> Task to carry out:
Please express the records from the line with "Localize all elements." to the line with "delixi-logo xyxy=(32,26,202,110)" as a two-column CSV with the columns prompt_text and reply, one row per record, with each field quoted and line breaks turned into spaces. Leave the pictures out.

> Material to process:
########################################

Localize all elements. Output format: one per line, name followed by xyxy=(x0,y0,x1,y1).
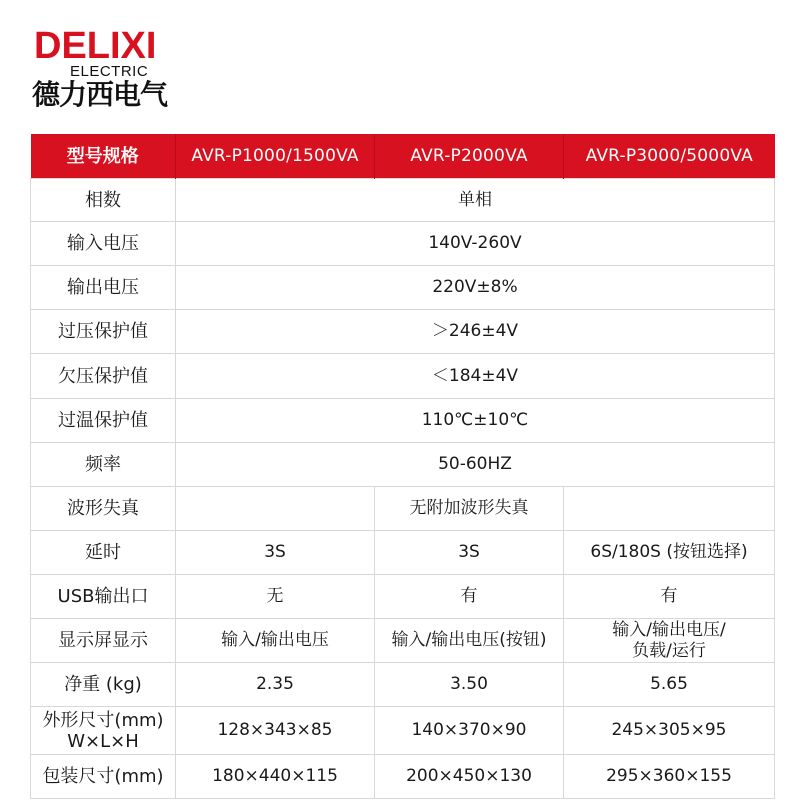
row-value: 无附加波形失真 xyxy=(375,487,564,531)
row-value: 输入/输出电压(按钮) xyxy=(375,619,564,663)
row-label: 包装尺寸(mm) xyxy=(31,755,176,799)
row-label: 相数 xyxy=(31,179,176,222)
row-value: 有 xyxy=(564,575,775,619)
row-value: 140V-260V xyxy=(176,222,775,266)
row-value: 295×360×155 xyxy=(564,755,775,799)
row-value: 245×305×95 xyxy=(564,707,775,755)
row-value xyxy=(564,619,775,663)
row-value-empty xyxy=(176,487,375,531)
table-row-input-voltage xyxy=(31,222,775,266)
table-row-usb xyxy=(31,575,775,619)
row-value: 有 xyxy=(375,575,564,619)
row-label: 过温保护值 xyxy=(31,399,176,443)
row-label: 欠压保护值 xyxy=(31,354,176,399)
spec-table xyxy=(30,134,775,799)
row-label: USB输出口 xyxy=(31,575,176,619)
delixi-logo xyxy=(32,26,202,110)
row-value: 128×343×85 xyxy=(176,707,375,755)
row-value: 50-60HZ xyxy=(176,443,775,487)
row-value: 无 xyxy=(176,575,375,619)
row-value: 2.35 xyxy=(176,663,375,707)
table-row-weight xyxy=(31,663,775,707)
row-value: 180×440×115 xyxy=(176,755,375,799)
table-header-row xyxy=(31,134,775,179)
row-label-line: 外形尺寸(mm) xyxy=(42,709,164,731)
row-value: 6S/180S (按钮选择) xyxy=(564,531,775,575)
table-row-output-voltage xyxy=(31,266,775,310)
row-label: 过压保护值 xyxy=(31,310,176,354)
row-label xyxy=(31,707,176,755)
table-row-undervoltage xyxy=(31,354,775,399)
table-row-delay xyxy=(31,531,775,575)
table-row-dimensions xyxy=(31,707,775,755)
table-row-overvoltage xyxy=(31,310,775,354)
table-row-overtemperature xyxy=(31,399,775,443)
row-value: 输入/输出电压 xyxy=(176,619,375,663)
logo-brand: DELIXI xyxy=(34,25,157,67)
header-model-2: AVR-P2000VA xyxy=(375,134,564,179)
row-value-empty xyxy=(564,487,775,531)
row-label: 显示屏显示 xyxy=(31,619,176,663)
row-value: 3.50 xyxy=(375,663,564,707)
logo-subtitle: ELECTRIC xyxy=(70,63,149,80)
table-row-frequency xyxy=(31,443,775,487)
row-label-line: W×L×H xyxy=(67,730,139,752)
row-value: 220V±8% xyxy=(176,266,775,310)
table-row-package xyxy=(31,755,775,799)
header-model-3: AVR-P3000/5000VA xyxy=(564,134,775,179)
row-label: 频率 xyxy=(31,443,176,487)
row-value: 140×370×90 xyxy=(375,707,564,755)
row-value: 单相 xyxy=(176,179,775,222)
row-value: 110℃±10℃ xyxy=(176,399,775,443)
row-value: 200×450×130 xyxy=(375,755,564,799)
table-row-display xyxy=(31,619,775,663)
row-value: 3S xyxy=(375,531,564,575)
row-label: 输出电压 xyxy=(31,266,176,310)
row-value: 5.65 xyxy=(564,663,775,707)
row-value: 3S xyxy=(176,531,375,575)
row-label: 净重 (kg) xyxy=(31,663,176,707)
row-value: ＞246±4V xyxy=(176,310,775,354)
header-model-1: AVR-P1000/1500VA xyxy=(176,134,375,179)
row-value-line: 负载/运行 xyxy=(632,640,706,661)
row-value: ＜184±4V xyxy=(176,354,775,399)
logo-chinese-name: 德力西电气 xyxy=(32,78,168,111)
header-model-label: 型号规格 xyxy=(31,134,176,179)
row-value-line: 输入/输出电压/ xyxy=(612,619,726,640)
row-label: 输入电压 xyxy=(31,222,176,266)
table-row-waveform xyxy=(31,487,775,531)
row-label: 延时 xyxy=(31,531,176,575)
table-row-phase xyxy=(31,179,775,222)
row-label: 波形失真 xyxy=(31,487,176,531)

########################################

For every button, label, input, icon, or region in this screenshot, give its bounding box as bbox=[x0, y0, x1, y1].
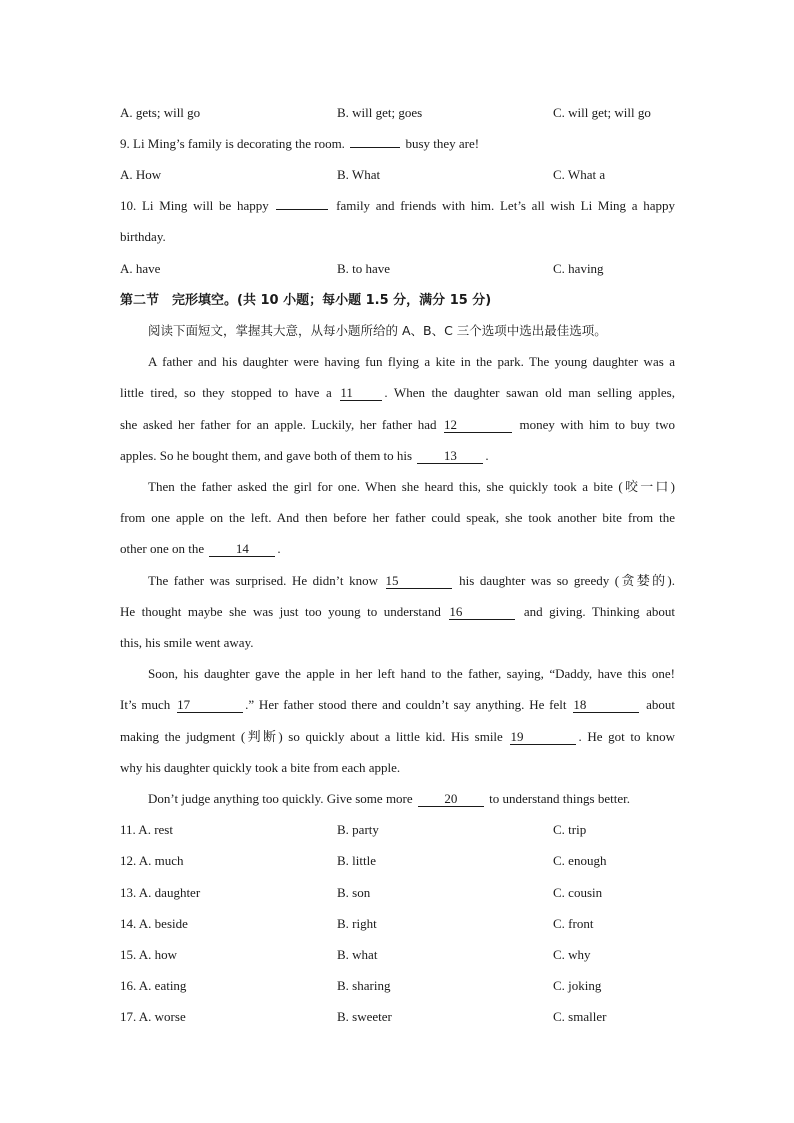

########################################

> Solution to this problem:
prompt_text,reply
"Localize all elements. Output format: one per line, name followed by xyxy=(x0,y0,x1,y1).","row-value: 无附加波形失真 xyxy=(375,487,564,531) row-value: 输入/输出电压(按钮) xyxy=(375,619,564,663) row-label: 包装尺寸(mm) xyxy=(31,755,176,799) row-label: 相数 xyxy=(31,179,176,222) row-value: 有 xyxy=(564,575,775,619) row-value: 140V-260V xyxy=(176,222,775,266) row-value: 295×360×155 xyxy=(564,755,775,799) row-value: 245×305×95 xyxy=(564,707,775,755) row-value xyxy=(564,619,775,663) row-value-empty xyxy=(176,487,375,531) table-row-input-voltage xyxy=(31,222,775,266) table-row-usb xyxy=(31,575,775,619) row-value: 有 xyxy=(375,575,564,619) row-label: 过温保护值 xyxy=(31,399,176,443) row-label: 欠压保护值 xyxy=(31,354,176,399) spec-table xyxy=(30,134,775,799) row-label: USB输出口 xyxy=(31,575,176,619) delixi-logo xyxy=(32,26,202,110)"